» **What is required**
Skip the images and copy each record exactly as written.

(Entries from a visual dataset)
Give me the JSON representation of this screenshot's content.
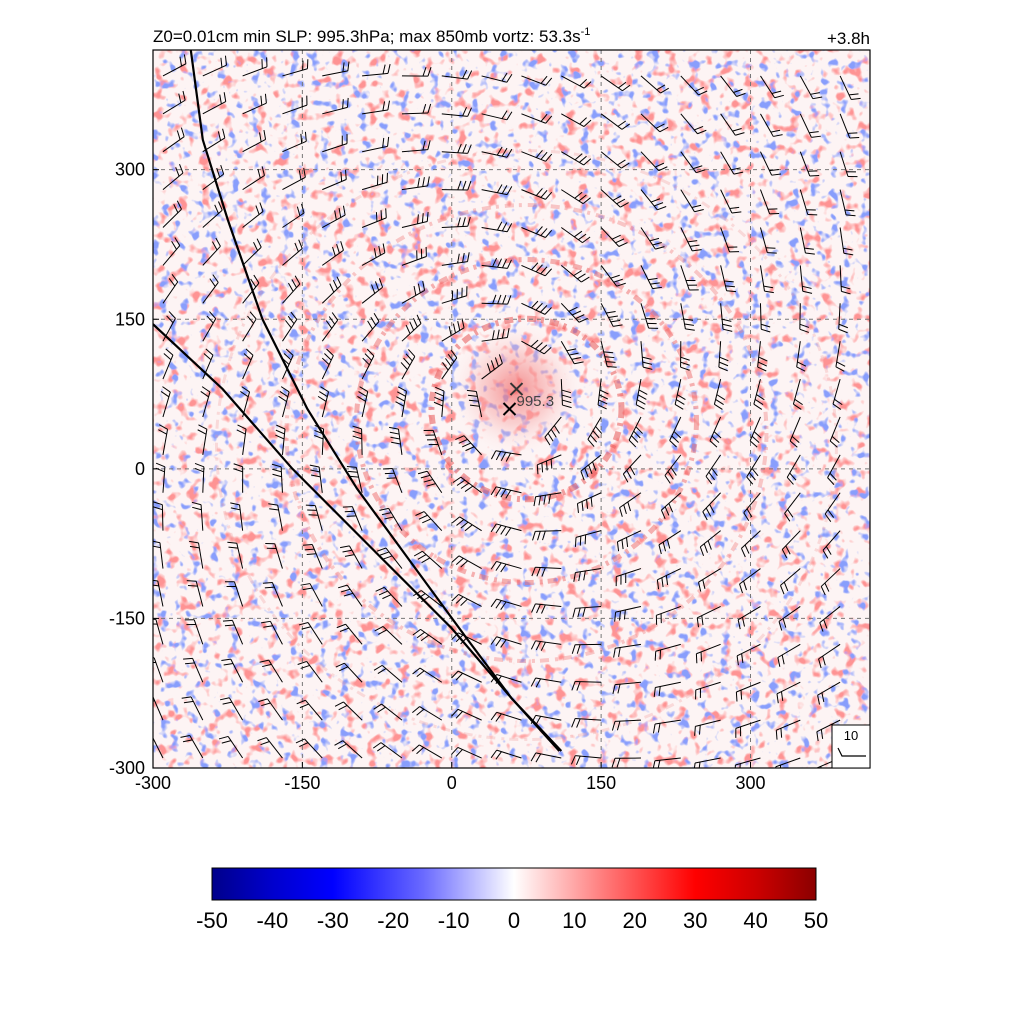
{
  "header": {
    "title_main": "Z0=0.01cm  min SLP: 995.3hPa; max 850mb vortz:  53.3s",
    "title_sup": "-1",
    "time_label": "+3.8h"
  },
  "chart_data": {
    "type": "heatmap",
    "xlim": [
      -300,
      420
    ],
    "ylim": [
      -300,
      420
    ],
    "xticks": [
      "-300",
      "-150",
      "0",
      "150",
      "300"
    ],
    "yticks": [
      "-300",
      "-150",
      "0",
      "150",
      "300"
    ],
    "grid": true,
    "center_markers": [
      {
        "x": 65,
        "y": 80
      },
      {
        "x": 58,
        "y": 60
      }
    ],
    "min_slp_label": "995.3",
    "track_lines": [
      [
        [
          -262,
          420
        ],
        [
          -250,
          330
        ],
        [
          -225,
          250
        ],
        [
          -190,
          150
        ],
        [
          -145,
          60
        ],
        [
          -95,
          -20
        ],
        [
          -40,
          -95
        ],
        [
          15,
          -170
        ],
        [
          60,
          -230
        ],
        [
          110,
          -283
        ]
      ],
      [
        [
          -300,
          145
        ],
        [
          -230,
          80
        ],
        [
          -160,
          0
        ],
        [
          -80,
          -80
        ],
        [
          0,
          -160
        ],
        [
          60,
          -230
        ],
        [
          108,
          -283
        ]
      ]
    ],
    "wind_reference": {
      "label": "10"
    },
    "colorbar": {
      "ticks": [
        "-50",
        "-40",
        "-30",
        "-20",
        "-10",
        "0",
        "10",
        "20",
        "30",
        "40",
        "50"
      ],
      "min": -50,
      "max": 50,
      "colors": [
        "#00008b",
        "#0000ff",
        "#ffffff",
        "#ff0000",
        "#8b0000"
      ]
    }
  }
}
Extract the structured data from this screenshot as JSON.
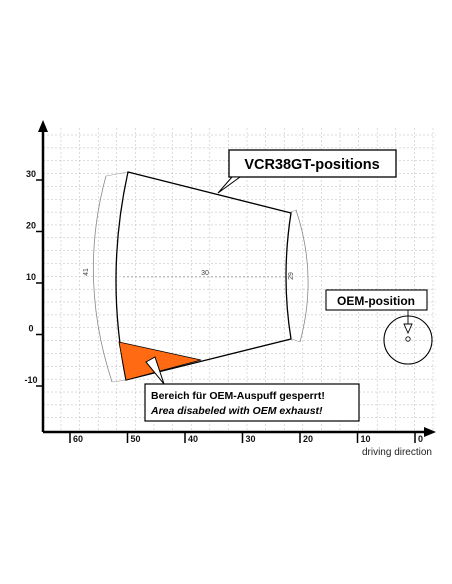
{
  "diagram": {
    "y_ticks": [
      "30",
      "20",
      "10",
      "0",
      "-10"
    ],
    "x_ticks": [
      "60",
      "50",
      "40",
      "30",
      "20",
      "10",
      "0"
    ],
    "x_axis_label": "driving direction",
    "dimensions": {
      "left_arc": "41",
      "width": "30",
      "right_arc": "29"
    },
    "callouts": {
      "vcr": "VCR38GT-positions",
      "oem": "OEM-position",
      "warning_de": "Bereich für OEM-Auspuff gesperrt!",
      "warning_en": "Area disabeled with OEM exhaust!"
    },
    "colors": {
      "restricted_area": "#ff6a13",
      "grid": "#b8b8b8"
    }
  }
}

» **Task result**
Give me the JSON representation of this screenshot's content.
{
  "header": {
    "title_main": "Z0=0.01cm  min SLP: 995.3hPa; max 850mb vortz:  53.3s",
    "title_sup": "-1",
    "time_label": "+3.8h"
  },
  "chart_data": {
    "type": "heatmap",
    "xlim": [
      -300,
      420
    ],
    "ylim": [
      -300,
      420
    ],
    "xticks": [
      "-300",
      "-150",
      "0",
      "150",
      "300"
    ],
    "yticks": [
      "-300",
      "-150",
      "0",
      "150",
      "300"
    ],
    "grid": true,
    "center_markers": [
      {
        "x": 65,
        "y": 80
      },
      {
        "x": 58,
        "y": 60
      }
    ],
    "min_slp_label": "995.3",
    "track_lines": [
      [
        [
          -262,
          420
        ],
        [
          -250,
          330
        ],
        [
          -225,
          250
        ],
        [
          -190,
          150
        ],
        [
          -145,
          60
        ],
        [
          -95,
          -20
        ],
        [
          -40,
          -95
        ],
        [
          15,
          -170
        ],
        [
          60,
          -230
        ],
        [
          110,
          -283
        ]
      ],
      [
        [
          -300,
          145
        ],
        [
          -230,
          80
        ],
        [
          -160,
          0
        ],
        [
          -80,
          -80
        ],
        [
          0,
          -160
        ],
        [
          60,
          -230
        ],
        [
          108,
          -283
        ]
      ]
    ],
    "wind_reference": {
      "label": "10"
    },
    "colorbar": {
      "ticks": [
        "-50",
        "-40",
        "-30",
        "-20",
        "-10",
        "0",
        "10",
        "20",
        "30",
        "40",
        "50"
      ],
      "min": -50,
      "max": 50,
      "colors": [
        "#00008b",
        "#0000ff",
        "#ffffff",
        "#ff0000",
        "#8b0000"
      ]
    }
  }
}
Extract the structured data from this screenshot as JSON.
{
  "diagram": {
    "y_ticks": [
      "30",
      "20",
      "10",
      "0",
      "-10"
    ],
    "x_ticks": [
      "60",
      "50",
      "40",
      "30",
      "20",
      "10",
      "0"
    ],
    "x_axis_label": "driving direction",
    "dimensions": {
      "left_arc": "41",
      "width": "30",
      "right_arc": "29"
    },
    "callouts": {
      "vcr": "VCR38GT-positions",
      "oem": "OEM-position",
      "warning_de": "Bereich für OEM-Auspuff gesperrt!",
      "warning_en": "Area disabeled with OEM exhaust!"
    },
    "colors": {
      "restricted_area": "#ff6a13",
      "grid": "#b8b8b8"
    }
  }
}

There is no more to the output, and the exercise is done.